WHAT TO DO
Count the lines in the records below that contain the word "Code", and reply with only that number.

(Extracted data entries)
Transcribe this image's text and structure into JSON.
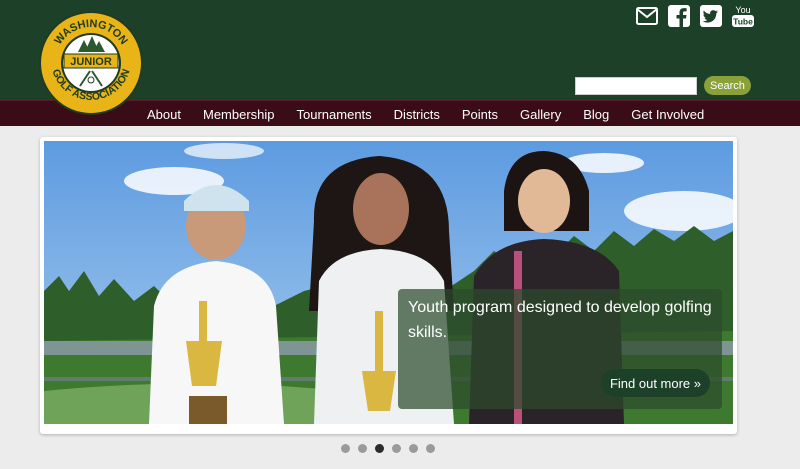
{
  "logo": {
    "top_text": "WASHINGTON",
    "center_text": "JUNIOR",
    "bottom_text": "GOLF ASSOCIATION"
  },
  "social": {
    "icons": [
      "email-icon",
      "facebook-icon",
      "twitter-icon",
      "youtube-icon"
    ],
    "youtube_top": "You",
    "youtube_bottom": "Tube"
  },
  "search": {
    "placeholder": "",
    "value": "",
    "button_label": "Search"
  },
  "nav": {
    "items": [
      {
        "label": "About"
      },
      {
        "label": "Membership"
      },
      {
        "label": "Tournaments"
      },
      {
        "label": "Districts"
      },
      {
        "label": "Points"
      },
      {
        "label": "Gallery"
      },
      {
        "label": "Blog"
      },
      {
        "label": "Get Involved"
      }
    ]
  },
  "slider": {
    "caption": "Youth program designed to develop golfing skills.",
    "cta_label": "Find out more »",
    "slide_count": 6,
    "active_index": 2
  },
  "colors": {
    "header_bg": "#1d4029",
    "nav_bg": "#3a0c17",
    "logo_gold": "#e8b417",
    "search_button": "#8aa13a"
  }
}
...
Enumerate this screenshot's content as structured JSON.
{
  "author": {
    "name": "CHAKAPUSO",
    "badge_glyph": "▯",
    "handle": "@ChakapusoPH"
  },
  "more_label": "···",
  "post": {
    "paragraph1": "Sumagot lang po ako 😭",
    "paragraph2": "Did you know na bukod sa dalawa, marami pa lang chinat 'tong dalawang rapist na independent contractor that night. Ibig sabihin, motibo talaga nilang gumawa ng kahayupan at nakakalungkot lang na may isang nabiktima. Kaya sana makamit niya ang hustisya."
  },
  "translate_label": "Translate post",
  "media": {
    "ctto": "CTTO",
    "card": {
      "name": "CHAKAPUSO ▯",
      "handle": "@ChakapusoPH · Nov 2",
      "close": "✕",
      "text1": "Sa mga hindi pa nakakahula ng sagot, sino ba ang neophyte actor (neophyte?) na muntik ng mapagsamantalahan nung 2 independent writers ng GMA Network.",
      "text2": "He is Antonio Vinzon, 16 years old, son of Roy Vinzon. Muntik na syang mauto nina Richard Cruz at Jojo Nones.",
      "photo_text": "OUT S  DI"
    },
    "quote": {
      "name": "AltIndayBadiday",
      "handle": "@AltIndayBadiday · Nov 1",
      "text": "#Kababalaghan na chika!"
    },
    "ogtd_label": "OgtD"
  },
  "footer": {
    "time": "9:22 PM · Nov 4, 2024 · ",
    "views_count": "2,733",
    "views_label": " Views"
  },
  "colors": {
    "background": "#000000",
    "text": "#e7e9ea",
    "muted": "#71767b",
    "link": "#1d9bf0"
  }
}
--
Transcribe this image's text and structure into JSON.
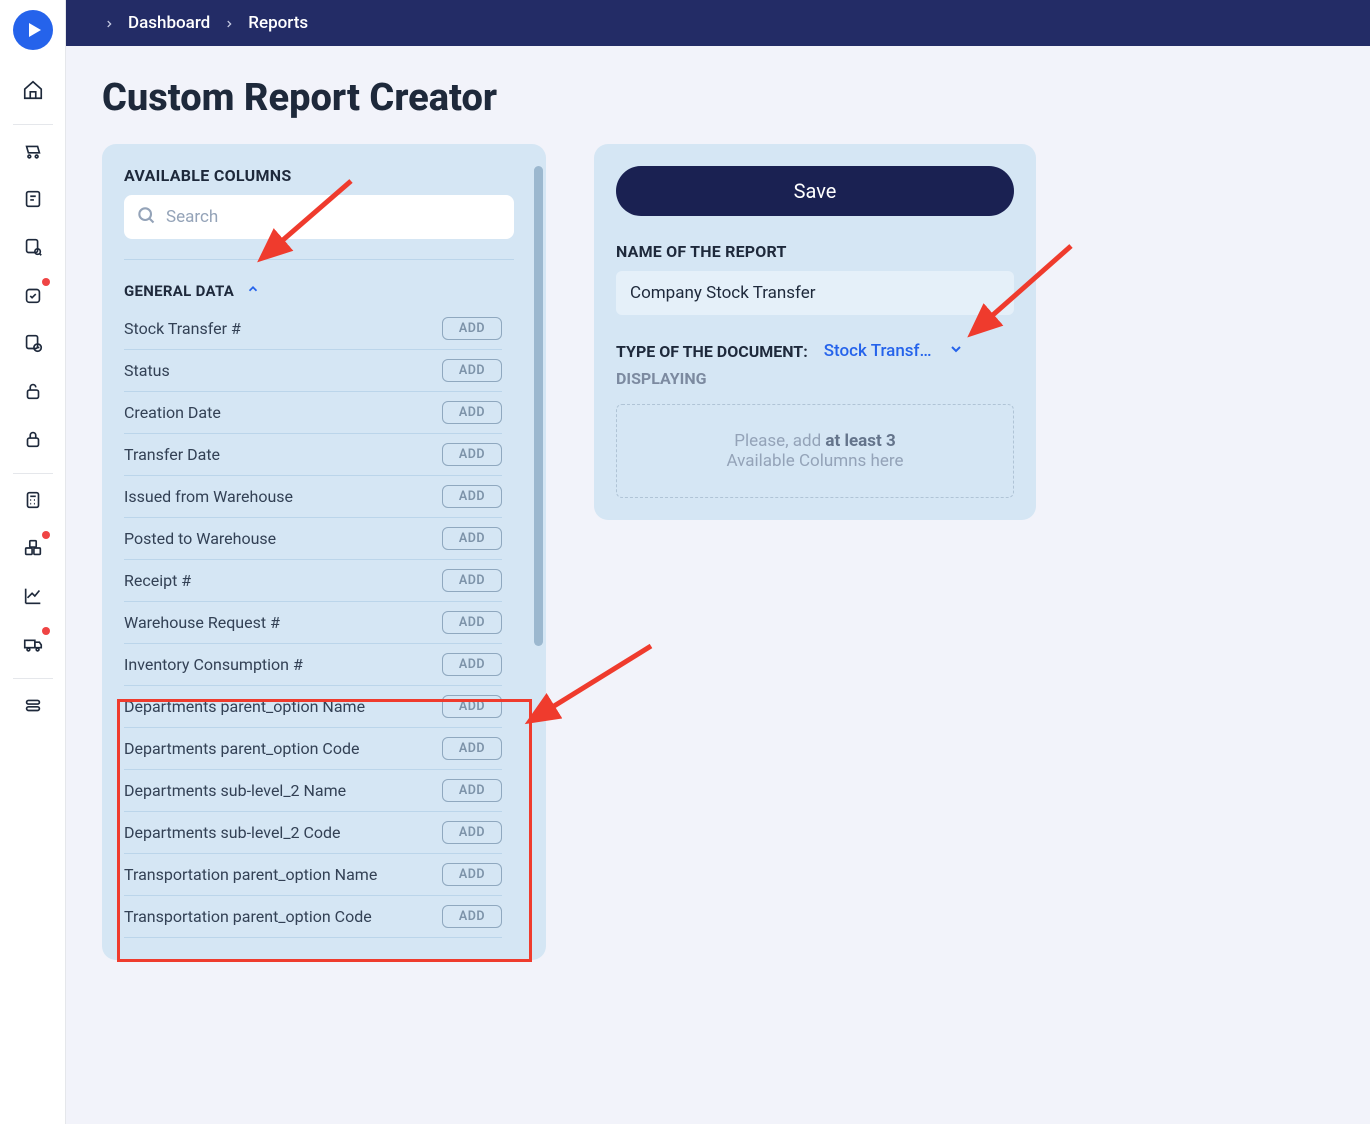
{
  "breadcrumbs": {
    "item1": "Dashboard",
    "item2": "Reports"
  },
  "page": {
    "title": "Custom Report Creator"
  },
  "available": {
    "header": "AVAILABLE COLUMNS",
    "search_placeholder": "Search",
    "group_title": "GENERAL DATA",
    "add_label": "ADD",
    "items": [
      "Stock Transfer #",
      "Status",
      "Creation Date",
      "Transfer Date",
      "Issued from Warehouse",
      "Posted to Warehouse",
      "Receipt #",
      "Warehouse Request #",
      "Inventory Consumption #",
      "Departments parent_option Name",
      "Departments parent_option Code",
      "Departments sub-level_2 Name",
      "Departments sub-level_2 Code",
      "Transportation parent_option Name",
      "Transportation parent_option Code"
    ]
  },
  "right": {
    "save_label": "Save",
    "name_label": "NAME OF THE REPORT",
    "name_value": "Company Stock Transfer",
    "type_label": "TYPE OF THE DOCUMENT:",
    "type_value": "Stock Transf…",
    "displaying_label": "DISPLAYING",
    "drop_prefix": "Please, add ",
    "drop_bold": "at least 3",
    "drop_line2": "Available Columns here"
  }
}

EXERCISE ANSWER
3